*Task instructions*. Determine how many lines of the entries contain "into". Reply with that number alone.

*Records for the exercise*.
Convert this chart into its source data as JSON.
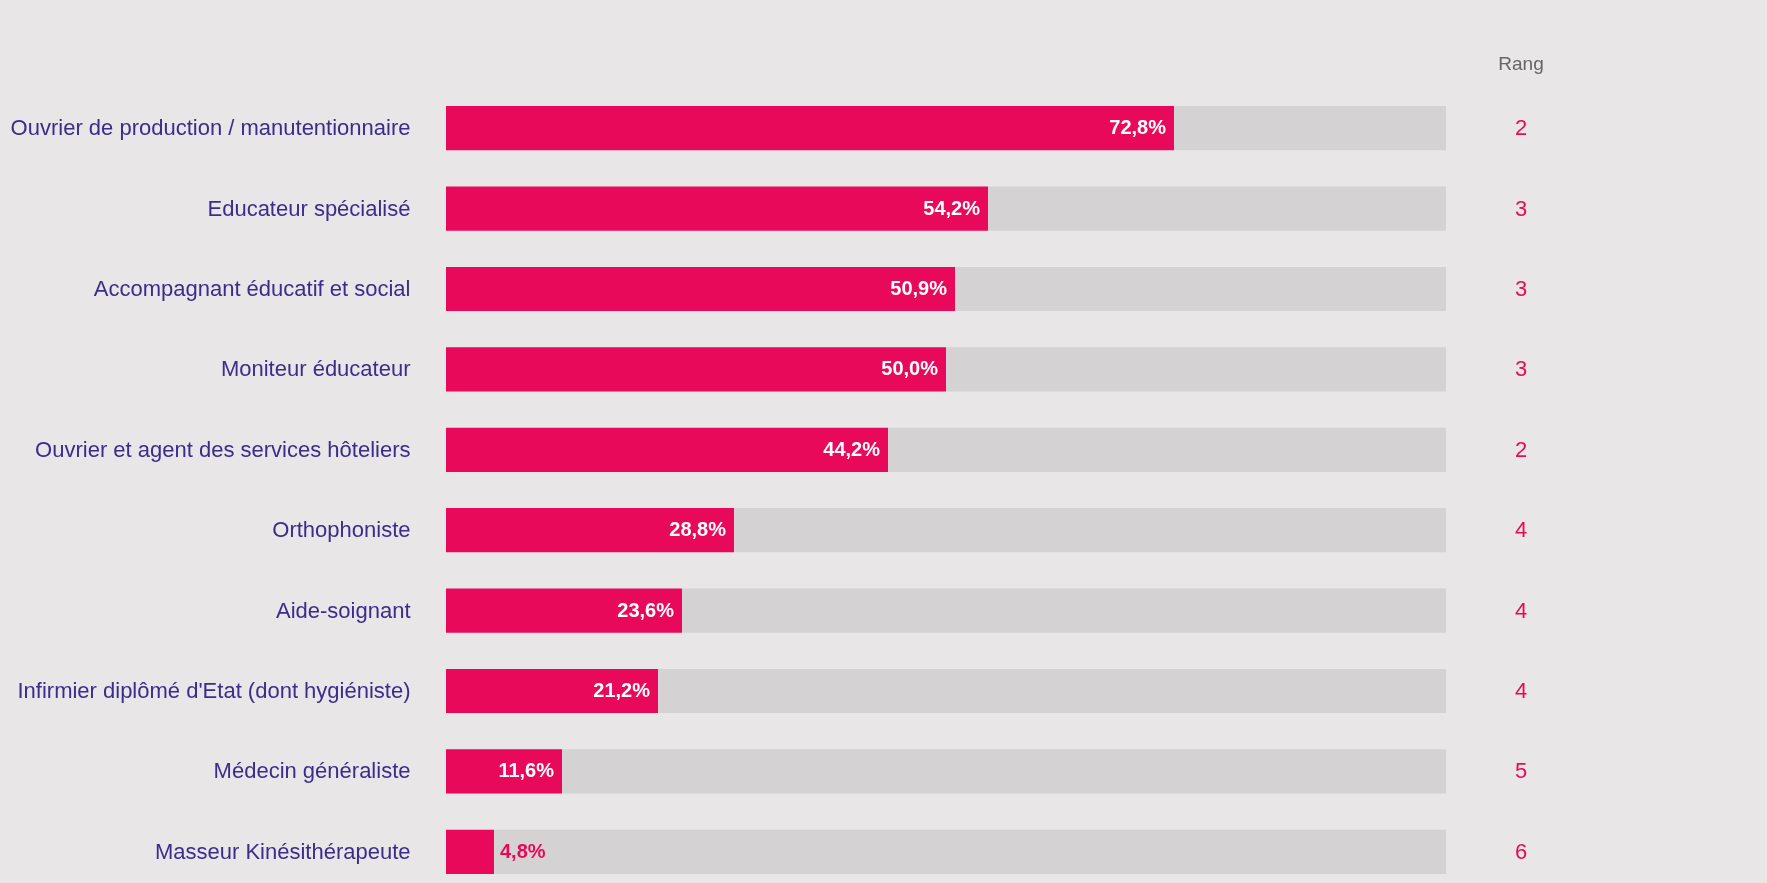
--
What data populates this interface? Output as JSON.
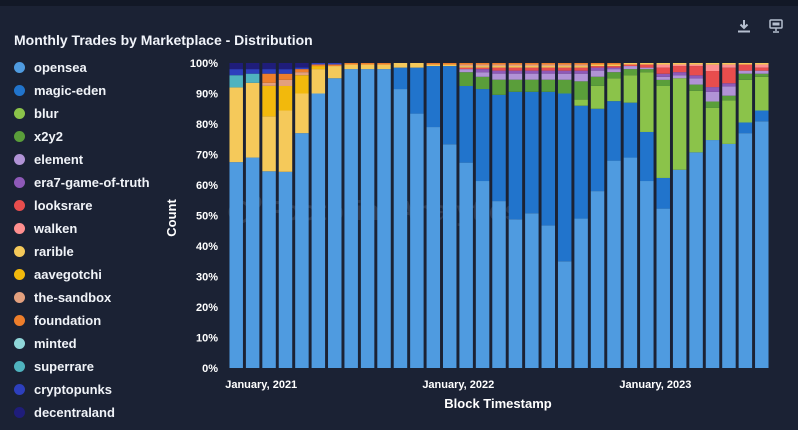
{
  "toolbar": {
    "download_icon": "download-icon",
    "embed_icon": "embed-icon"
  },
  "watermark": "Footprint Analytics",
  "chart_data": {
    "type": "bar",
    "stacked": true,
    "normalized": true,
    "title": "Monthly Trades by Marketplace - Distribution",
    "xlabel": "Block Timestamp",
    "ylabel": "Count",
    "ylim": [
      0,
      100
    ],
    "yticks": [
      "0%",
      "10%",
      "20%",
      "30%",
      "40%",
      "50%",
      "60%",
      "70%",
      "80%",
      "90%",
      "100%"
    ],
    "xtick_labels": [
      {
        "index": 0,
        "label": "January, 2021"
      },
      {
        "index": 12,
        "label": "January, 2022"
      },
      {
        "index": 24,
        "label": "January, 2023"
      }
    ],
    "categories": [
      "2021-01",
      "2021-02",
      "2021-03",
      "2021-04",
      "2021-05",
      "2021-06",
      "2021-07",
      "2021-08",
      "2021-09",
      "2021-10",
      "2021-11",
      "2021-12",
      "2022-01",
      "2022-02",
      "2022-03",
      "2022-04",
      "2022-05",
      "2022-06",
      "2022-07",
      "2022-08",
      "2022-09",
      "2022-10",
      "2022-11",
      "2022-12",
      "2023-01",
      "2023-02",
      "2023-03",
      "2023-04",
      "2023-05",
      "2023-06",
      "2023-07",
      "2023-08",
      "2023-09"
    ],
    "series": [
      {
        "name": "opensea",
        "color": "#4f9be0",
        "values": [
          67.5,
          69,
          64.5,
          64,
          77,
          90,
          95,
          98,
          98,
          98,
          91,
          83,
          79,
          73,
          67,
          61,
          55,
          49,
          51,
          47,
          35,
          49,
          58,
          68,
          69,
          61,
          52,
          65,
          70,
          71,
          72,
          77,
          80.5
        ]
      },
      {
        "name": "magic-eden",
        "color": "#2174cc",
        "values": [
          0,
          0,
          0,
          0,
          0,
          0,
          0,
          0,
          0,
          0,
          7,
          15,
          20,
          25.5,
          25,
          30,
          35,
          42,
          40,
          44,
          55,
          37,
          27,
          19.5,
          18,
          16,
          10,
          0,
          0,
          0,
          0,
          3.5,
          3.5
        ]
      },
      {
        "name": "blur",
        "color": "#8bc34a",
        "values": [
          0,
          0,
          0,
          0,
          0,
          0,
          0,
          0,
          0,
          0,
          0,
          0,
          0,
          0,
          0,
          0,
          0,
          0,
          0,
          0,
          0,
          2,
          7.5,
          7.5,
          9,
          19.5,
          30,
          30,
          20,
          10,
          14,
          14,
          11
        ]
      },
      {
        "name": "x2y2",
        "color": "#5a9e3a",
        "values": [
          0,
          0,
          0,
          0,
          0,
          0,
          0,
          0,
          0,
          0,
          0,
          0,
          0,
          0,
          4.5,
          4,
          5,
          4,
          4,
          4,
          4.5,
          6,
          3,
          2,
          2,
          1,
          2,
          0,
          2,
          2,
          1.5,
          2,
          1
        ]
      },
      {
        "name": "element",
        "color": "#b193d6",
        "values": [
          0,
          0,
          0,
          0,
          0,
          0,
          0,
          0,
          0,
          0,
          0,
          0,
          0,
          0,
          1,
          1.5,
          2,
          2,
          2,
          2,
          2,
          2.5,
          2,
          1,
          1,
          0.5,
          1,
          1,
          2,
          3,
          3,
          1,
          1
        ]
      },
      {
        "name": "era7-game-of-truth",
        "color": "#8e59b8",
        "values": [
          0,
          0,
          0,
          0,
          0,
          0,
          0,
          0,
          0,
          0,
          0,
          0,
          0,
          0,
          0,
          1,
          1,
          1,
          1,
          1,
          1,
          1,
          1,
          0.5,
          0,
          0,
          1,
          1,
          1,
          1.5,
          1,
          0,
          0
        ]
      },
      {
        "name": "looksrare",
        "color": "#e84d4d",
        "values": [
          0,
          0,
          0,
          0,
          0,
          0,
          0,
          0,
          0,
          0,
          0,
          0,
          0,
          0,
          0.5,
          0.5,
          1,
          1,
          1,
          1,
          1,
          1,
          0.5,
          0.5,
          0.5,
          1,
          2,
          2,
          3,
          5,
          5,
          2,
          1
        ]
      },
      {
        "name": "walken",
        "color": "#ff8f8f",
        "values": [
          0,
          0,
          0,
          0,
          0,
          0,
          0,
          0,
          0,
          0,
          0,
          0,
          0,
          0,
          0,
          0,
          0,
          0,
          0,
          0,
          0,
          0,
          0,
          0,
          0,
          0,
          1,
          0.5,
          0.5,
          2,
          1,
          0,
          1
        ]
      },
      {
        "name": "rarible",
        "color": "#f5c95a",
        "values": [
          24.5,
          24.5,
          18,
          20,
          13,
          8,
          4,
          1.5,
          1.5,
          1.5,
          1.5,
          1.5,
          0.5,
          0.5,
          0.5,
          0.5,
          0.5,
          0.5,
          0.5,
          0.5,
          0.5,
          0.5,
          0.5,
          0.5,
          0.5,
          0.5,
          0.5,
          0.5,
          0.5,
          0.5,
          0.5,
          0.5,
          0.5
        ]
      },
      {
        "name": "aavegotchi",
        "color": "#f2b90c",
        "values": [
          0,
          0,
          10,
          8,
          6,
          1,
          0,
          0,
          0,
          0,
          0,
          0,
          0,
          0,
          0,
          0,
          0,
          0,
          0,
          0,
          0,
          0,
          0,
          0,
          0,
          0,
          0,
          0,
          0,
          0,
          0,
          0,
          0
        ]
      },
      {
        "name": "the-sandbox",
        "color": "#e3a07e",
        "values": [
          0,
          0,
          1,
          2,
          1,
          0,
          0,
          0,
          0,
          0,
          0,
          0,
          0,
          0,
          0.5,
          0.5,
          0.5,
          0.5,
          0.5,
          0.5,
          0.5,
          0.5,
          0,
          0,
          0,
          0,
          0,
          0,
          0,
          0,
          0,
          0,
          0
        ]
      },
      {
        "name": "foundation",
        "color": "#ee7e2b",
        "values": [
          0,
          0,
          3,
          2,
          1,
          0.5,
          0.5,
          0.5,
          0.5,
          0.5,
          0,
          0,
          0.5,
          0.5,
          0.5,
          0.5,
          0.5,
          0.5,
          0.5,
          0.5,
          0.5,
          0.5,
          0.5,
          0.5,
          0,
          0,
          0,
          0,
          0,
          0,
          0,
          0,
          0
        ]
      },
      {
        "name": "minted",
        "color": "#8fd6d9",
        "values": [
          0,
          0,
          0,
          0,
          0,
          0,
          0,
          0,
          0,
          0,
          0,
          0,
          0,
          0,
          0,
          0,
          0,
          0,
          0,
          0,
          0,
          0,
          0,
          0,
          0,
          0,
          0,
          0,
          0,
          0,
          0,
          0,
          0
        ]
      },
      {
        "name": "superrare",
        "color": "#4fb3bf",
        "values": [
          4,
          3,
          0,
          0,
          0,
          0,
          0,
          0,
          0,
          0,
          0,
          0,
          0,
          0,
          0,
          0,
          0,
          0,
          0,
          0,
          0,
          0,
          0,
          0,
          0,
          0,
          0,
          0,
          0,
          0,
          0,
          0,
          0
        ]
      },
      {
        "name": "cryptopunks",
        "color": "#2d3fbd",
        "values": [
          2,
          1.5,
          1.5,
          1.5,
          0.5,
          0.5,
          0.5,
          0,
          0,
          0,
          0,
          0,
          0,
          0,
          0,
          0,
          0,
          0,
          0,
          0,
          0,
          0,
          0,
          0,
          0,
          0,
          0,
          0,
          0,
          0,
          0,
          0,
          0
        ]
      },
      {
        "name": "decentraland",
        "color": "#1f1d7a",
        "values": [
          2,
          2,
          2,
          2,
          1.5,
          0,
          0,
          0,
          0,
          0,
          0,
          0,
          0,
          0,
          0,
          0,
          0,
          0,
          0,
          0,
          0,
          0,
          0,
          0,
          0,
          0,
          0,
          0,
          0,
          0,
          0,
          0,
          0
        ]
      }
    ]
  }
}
==
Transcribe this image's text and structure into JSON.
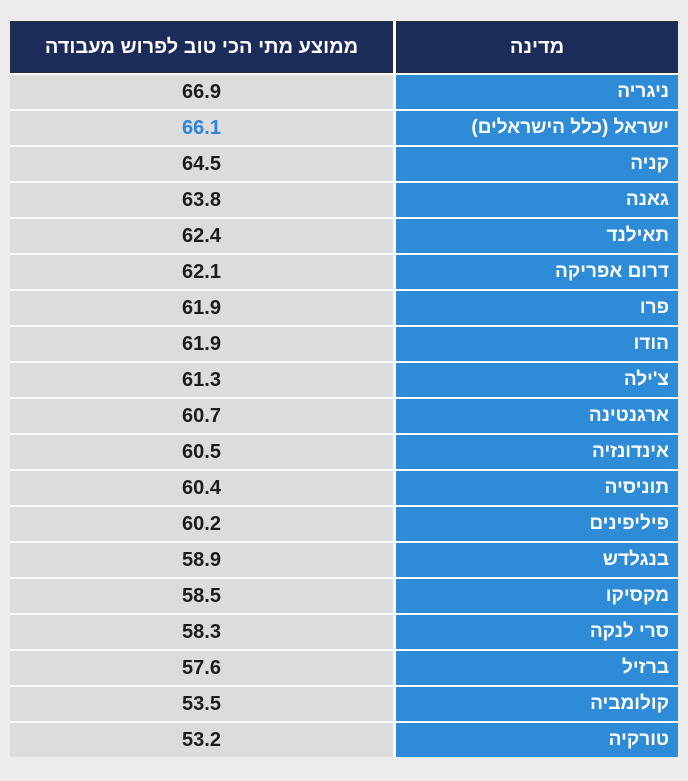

*Response to the exercise*. 2